Instructions for the task:
Find the string "은혜나눔" in the data, then copy every line where it is found.

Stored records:
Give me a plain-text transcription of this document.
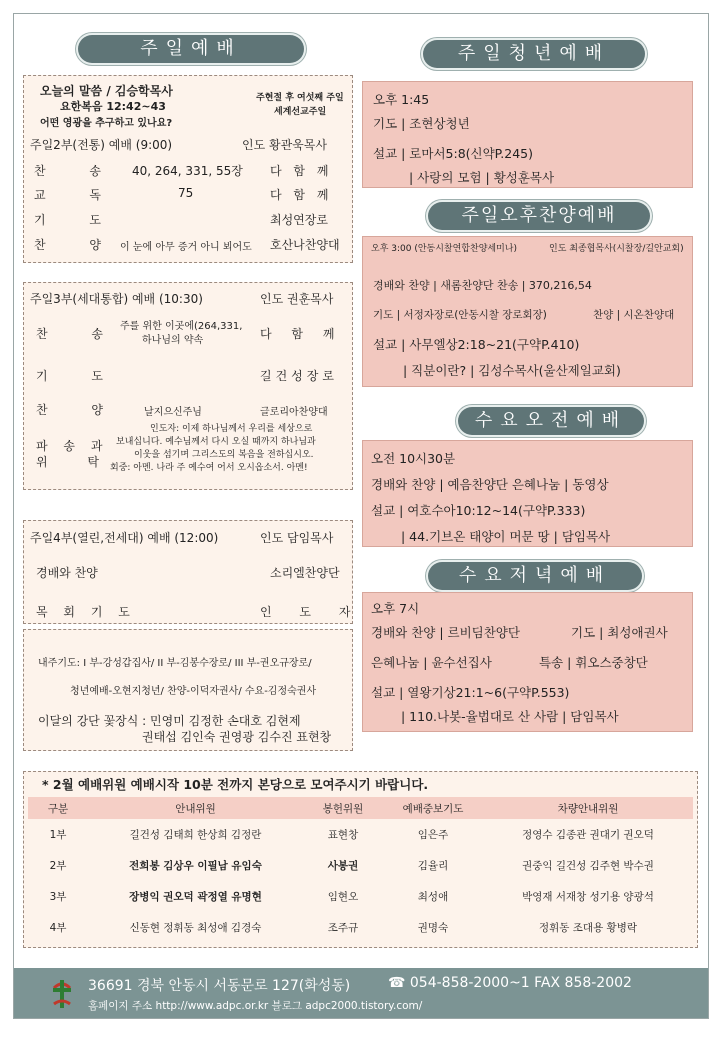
주일예배
오늘의 말씀 / 김승학목사
요한복음 12:42~43
어떤 영광을 추구하고 있나요?
주현절 후 여섯째 주일
세계선교주일
주일2부(전통) 예배 (9:00)	인도 황관욱목사
찬 송 40, 264, 331, 55장 다 함 께
교 독	75	다 함 께
기 도	최성연장로
찬 양 이 눈에 아무 증거 아니 뵈어도 호산나찬양대
주일3부(세대통합) 예배 (10:30)	인도 권훈목사
찬 송
주를 위한 이곳에(264,331,
하나님의 약속	다 함 께
기 도	길건성장로
찬 양 날지으신주님	글로리아찬양대
파 송 과
위 탁
인도자: 이제 하나님께서 우리를 세상으로
보내십니다. 예수님께서 다시 오실 때까지 하나님과
이웃을 섬기며 그리스도의 복음을 전하십시오.
회중: 아멘. 나라 주 예수여 어서 오시옵소서. 아멘!
주일4부(열린,전세대) 예배 (12:00)	인도 담임목사
경배와 찬양	소리엘찬양단
목 회 기 도	인 도 자
내주기도: I 부-강성갑집사/ II 부-김봉수장로/ III 부-권오규장로/
청년예배-오현지청년/ 찬양-이덕자권사/ 수요-김정숙권사
이달의 강단 꽃장식 : 민영미 김정한 손대호 김현제
권태섭 김인숙 권영광 김수진 표현창
주일청년예배
오후 1:45
기도 | 조현상청년
설교 | 로마서5:8(신약P.245)
| 사랑의 모험 | 황성훈목사
주일오후찬양예배
오후 3:00 (안동시찰연합찬양세미나)	인도 최종협목사(시찰장/길안교회)
경배와 찬양 | 새롬찬양단 찬송 | 370,216,54
기도 | 서정자장로(안동시찰 장로회장)	찬양 | 시온찬양대
설교 | 사무엘상2:18~21(구약P.410)
| 직분이란? | 김성수목사(울산제일교회)
수요오전예배
오전 10시30분
경배와 찬양 | 예음찬양단 은혜나눔 | 동영상
설교 | 여호수아10:12~14(구약P.333)
| 44.기브온 태양이 머문 땅 | 담임목사
수요저녁예배
오후 7시
경배와 찬양 | 르비딤찬양단	기도 | 최성애권사
은혜나눔 | 윤수선집사	특송 | 휘오스중창단
설교 | 열왕기상21:1~6(구약P.553)
| 110.나봇-율법대로 산 사람 | 담임목사
* 2월 예배위원 예배시작 10분 전까지 본당으로 모여주시기 바랍니다.
구분	안내위원	봉헌위원	예배중보기도	차량안내위원
1부	길건성 김태희 한상희 김정란	표현창	임은주	정영수 김종관 권대기 권오덕
2부	전희봉 김상우 이필남 유임숙	사봉권	김율리	권중익 길건성 김주현 박수권
3부	장병익 권오덕 곽정열 유명현	임현오	최성애	박영재 서재창 성기용 양광석
4부	신동현 정휘동 최성애 김경숙	조주규	권명숙	정휘동 조대용 황병락
36691 경북 안동시 서동문로 127(화성동)	☎ 054-858-2000~1 FAX 858-2002
홈페이지 주소 http://www.adpc.or.kr 블로그 adpc2000.tistory.com/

Exercise response:
경배와 찬양 | 예음찬양단 은혜나눔 | 동영상
은혜나눔 | 윤수선집사	특송 | 휘오스중창단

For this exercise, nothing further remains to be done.